Write out the listing below without alteration, omitting its pictures.
::: DATA
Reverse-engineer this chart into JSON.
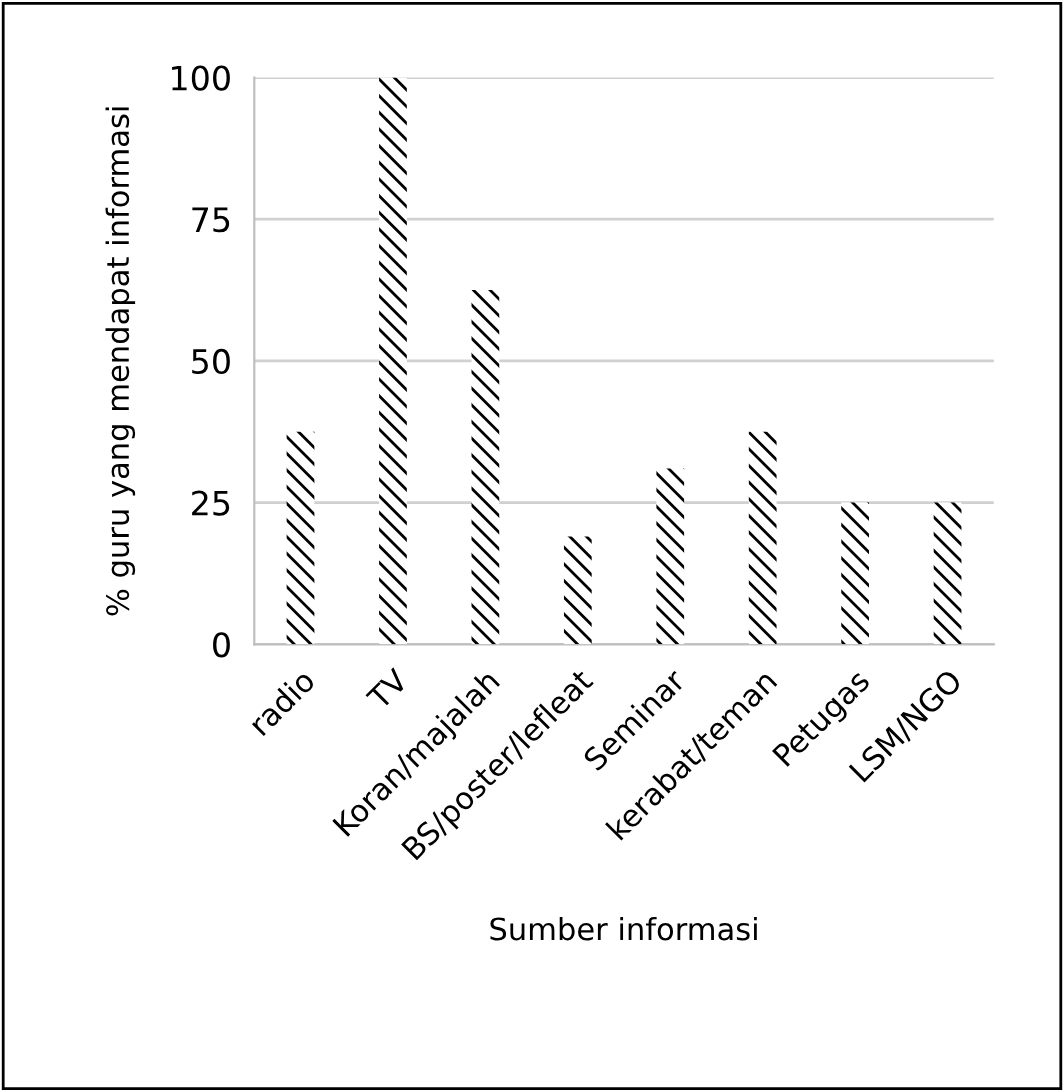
{
  "chart_data": {
    "type": "bar",
    "xlabel": "Sumber informasi",
    "ylabel": "% guru yang mendapat informasi",
    "categories": [
      "radio",
      "TV",
      "Koran/majalah",
      "BS/poster/lefleat",
      "Seminar",
      "kerabat/teman",
      "Petugas",
      "LSM/NGO"
    ],
    "values": [
      37.5,
      100,
      62.5,
      19,
      31,
      37.5,
      25,
      25
    ],
    "color": "#000000",
    "ylim": [
      0,
      100
    ],
    "yticks": [
      0,
      25,
      50,
      75,
      100
    ],
    "grid": "y",
    "legend": false
  }
}
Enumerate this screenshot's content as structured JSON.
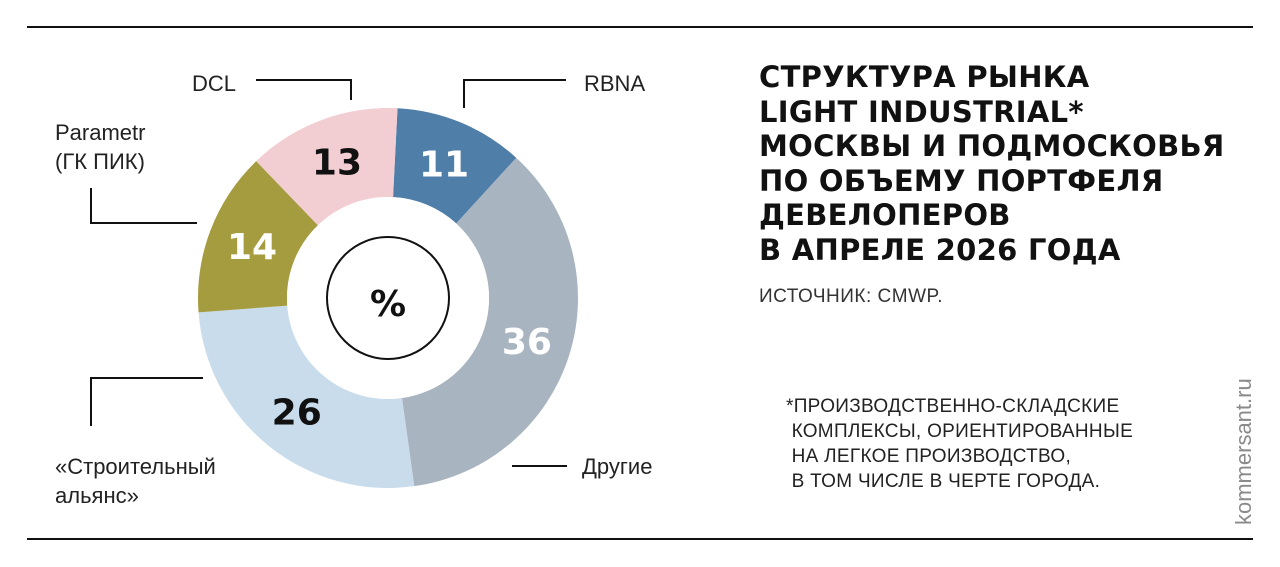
::::::
*FINISHED ANSWER:*
Reverse-engineer this chart into JSON.
{
  "chart_data": {
    "type": "bar",
    "xlabel": "Sumber informasi",
    "ylabel": "% guru yang mendapat informasi",
    "categories": [
      "radio",
      "TV",
      "Koran/majalah",
      "BS/poster/lefleat",
      "Seminar",
      "kerabat/teman",
      "Petugas",
      "LSM/NGO"
    ],
    "values": [
      37.5,
      100,
      62.5,
      19,
      31,
      37.5,
      25,
      25
    ],
    "color": "#000000",
    "ylim": [
      0,
      100
    ],
    "yticks": [
      0,
      25,
      50,
      75,
      100
    ],
    "grid": "y",
    "legend": false
  }
}
Enumerate this screenshot's content as structured JSON.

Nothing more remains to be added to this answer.